#### DATA EXCERPTS ####

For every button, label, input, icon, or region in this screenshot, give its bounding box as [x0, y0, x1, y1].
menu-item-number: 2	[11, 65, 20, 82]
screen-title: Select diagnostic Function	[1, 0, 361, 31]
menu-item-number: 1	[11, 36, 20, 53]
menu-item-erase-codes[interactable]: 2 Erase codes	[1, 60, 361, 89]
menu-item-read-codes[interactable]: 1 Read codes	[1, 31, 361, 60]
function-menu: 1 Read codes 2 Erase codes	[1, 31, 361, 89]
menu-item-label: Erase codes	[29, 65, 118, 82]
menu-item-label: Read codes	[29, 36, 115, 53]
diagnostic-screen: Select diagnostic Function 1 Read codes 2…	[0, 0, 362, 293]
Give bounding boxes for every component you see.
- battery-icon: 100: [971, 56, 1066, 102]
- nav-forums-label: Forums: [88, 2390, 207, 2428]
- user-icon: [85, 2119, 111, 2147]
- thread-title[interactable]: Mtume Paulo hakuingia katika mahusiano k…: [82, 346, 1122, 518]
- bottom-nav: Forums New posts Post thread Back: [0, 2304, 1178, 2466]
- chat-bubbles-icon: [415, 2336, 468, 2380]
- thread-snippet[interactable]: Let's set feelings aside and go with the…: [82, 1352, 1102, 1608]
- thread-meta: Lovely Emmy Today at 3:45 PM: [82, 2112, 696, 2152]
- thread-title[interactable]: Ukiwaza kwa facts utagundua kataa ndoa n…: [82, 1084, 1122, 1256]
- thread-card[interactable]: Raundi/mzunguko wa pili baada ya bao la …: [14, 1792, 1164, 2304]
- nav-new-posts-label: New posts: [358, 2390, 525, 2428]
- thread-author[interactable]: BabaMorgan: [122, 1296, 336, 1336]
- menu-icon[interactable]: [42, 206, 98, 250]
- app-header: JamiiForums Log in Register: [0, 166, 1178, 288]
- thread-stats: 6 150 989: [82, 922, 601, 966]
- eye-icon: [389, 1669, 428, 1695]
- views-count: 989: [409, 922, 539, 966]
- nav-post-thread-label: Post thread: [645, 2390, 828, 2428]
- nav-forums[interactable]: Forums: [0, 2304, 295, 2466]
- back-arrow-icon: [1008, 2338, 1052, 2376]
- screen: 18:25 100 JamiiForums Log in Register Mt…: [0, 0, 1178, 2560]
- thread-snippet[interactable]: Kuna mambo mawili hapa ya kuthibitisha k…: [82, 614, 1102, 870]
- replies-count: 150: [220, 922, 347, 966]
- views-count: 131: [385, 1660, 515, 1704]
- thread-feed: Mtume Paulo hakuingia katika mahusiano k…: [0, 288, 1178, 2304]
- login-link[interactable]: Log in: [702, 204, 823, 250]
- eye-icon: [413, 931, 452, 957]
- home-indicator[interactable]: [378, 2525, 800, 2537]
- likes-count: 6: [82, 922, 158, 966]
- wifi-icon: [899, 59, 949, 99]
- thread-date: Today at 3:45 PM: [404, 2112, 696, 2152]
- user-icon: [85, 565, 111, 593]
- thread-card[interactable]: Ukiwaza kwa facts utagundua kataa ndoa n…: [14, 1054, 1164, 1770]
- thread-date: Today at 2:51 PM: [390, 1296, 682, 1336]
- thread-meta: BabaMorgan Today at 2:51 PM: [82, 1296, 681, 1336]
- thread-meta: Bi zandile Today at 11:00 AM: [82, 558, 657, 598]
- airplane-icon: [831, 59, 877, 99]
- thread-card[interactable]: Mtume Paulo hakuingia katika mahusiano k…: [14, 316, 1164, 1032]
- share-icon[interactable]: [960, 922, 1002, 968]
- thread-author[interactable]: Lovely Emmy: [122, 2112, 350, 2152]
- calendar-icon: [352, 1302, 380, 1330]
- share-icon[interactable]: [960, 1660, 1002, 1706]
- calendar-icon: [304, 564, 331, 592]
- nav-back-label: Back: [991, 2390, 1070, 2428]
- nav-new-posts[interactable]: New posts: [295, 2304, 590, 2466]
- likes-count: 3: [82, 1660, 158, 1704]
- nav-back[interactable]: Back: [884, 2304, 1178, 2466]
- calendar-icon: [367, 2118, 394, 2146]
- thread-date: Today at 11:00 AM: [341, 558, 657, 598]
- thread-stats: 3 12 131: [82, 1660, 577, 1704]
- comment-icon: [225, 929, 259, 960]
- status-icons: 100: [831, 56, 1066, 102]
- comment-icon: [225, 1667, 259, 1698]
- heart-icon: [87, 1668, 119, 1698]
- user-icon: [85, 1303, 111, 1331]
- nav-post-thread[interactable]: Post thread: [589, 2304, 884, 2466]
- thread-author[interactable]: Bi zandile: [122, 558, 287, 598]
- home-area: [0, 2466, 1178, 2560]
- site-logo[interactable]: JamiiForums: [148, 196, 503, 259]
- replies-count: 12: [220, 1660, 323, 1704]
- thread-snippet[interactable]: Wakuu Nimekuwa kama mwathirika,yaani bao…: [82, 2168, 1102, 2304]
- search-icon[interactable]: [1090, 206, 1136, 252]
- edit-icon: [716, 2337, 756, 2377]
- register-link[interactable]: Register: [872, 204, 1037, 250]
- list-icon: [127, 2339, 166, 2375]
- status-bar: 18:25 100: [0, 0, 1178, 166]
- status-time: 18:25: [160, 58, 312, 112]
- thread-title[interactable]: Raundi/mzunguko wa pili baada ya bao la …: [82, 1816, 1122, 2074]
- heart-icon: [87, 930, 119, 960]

####

AIM: Reproduce the entire listing above word for word, keeping every line in its original order.

RESPONSE TO THE TASK:
For every button, label, input, icon, or region in this screenshot, give its bounding box as [x0, y0, x1, y1].
menu-item-number: 2	[11, 65, 20, 82]
screen-title: Select diagnostic Function	[1, 0, 361, 31]
menu-item-number: 1	[11, 36, 20, 53]
menu-item-erase-codes[interactable]: 2 Erase codes	[1, 60, 361, 89]
menu-item-read-codes[interactable]: 1 Read codes	[1, 31, 361, 60]
function-menu: 1 Read codes 2 Erase codes	[1, 31, 361, 89]
menu-item-label: Erase codes	[29, 65, 118, 82]
menu-item-label: Read codes	[29, 36, 115, 53]
diagnostic-screen: Select diagnostic Function 1 Read codes 2…	[0, 0, 362, 293]
Give bounding boxes for every component you see.
- battery-icon: 100: [971, 56, 1066, 102]
- nav-forums-label: Forums: [88, 2390, 207, 2428]
- user-icon: [85, 2119, 111, 2147]
- thread-title[interactable]: Mtume Paulo hakuingia katika mahusiano k…: [82, 346, 1122, 518]
- bottom-nav: Forums New posts Post thread Back: [0, 2304, 1178, 2466]
- chat-bubbles-icon: [415, 2336, 468, 2380]
- thread-snippet[interactable]: Let's set feelings aside and go with the…: [82, 1352, 1102, 1608]
- thread-meta: Lovely Emmy Today at 3:45 PM: [82, 2112, 696, 2152]
- thread-title[interactable]: Ukiwaza kwa facts utagundua kataa ndoa n…: [82, 1084, 1122, 1256]
- thread-card[interactable]: Raundi/mzunguko wa pili baada ya bao la …: [14, 1792, 1164, 2304]
- nav-new-posts-label: New posts: [358, 2390, 525, 2428]
- thread-author[interactable]: BabaMorgan: [122, 1296, 336, 1336]
- menu-icon[interactable]: [42, 206, 98, 250]
- app-header: JamiiForums Log in Register: [0, 166, 1178, 288]
- thread-stats: 6 150 989: [82, 922, 601, 966]
- eye-icon: [389, 1669, 428, 1695]
- views-count: 989: [409, 922, 539, 966]
- nav-post-thread-label: Post thread: [645, 2390, 828, 2428]
- nav-forums[interactable]: Forums: [0, 2304, 295, 2466]
- back-arrow-icon: [1008, 2338, 1052, 2376]
- screen: 18:25 100 JamiiForums Log in Register Mt…: [0, 0, 1178, 2560]
- thread-snippet[interactable]: Kuna mambo mawili hapa ya kuthibitisha k…: [82, 614, 1102, 870]
- replies-count: 150: [220, 922, 347, 966]
- views-count: 131: [385, 1660, 515, 1704]
- thread-feed: Mtume Paulo hakuingia katika mahusiano k…: [0, 288, 1178, 2304]
- login-link[interactable]: Log in: [702, 204, 823, 250]
- eye-icon: [413, 931, 452, 957]
- home-indicator[interactable]: [378, 2525, 800, 2537]
- likes-count: 6: [82, 922, 158, 966]
- wifi-icon: [899, 59, 949, 99]
- thread-date: Today at 3:45 PM: [404, 2112, 696, 2152]
- user-icon: [85, 565, 111, 593]
- thread-card[interactable]: Ukiwaza kwa facts utagundua kataa ndoa n…: [14, 1054, 1164, 1770]
- thread-date: Today at 2:51 PM: [390, 1296, 682, 1336]
- thread-meta: BabaMorgan Today at 2:51 PM: [82, 1296, 681, 1336]
- thread-meta: Bi zandile Today at 11:00 AM: [82, 558, 657, 598]
- airplane-icon: [831, 59, 877, 99]
- thread-card[interactable]: Mtume Paulo hakuingia katika mahusiano k…: [14, 316, 1164, 1032]
- share-icon[interactable]: [960, 922, 1002, 968]
- thread-author[interactable]: Lovely Emmy: [122, 2112, 350, 2152]
- calendar-icon: [352, 1302, 380, 1330]
- share-icon[interactable]: [960, 1660, 1002, 1706]
- calendar-icon: [304, 564, 331, 592]
- nav-back-label: Back: [991, 2390, 1070, 2428]
- nav-new-posts[interactable]: New posts: [295, 2304, 590, 2466]
- likes-count: 3: [82, 1660, 158, 1704]
- nav-back[interactable]: Back: [884, 2304, 1178, 2466]
- calendar-icon: [367, 2118, 394, 2146]
- thread-date: Today at 11:00 AM: [341, 558, 657, 598]
- thread-stats: 3 12 131: [82, 1660, 577, 1704]
- comment-icon: [225, 929, 259, 960]
- status-icons: 100: [831, 56, 1066, 102]
- comment-icon: [225, 1667, 259, 1698]
- heart-icon: [87, 1668, 119, 1698]
- user-icon: [85, 1303, 111, 1331]
- nav-post-thread[interactable]: Post thread: [589, 2304, 884, 2466]
- thread-author[interactable]: Bi zandile: [122, 558, 287, 598]
- home-area: [0, 2466, 1178, 2560]
- site-logo[interactable]: JamiiForums: [148, 196, 503, 259]
- replies-count: 12: [220, 1660, 323, 1704]
- thread-snippet[interactable]: Wakuu Nimekuwa kama mwathirika,yaani bao…: [82, 2168, 1102, 2304]
- search-icon[interactable]: [1090, 206, 1136, 252]
- edit-icon: [716, 2337, 756, 2377]
- register-link[interactable]: Register: [872, 204, 1037, 250]
- list-icon: [127, 2339, 166, 2375]
- status-bar: 18:25 100: [0, 0, 1178, 166]
- status-time: 18:25: [160, 58, 312, 112]
- thread-title[interactable]: Raundi/mzunguko wa pili baada ya bao la …: [82, 1816, 1122, 2074]
- heart-icon: [87, 930, 119, 960]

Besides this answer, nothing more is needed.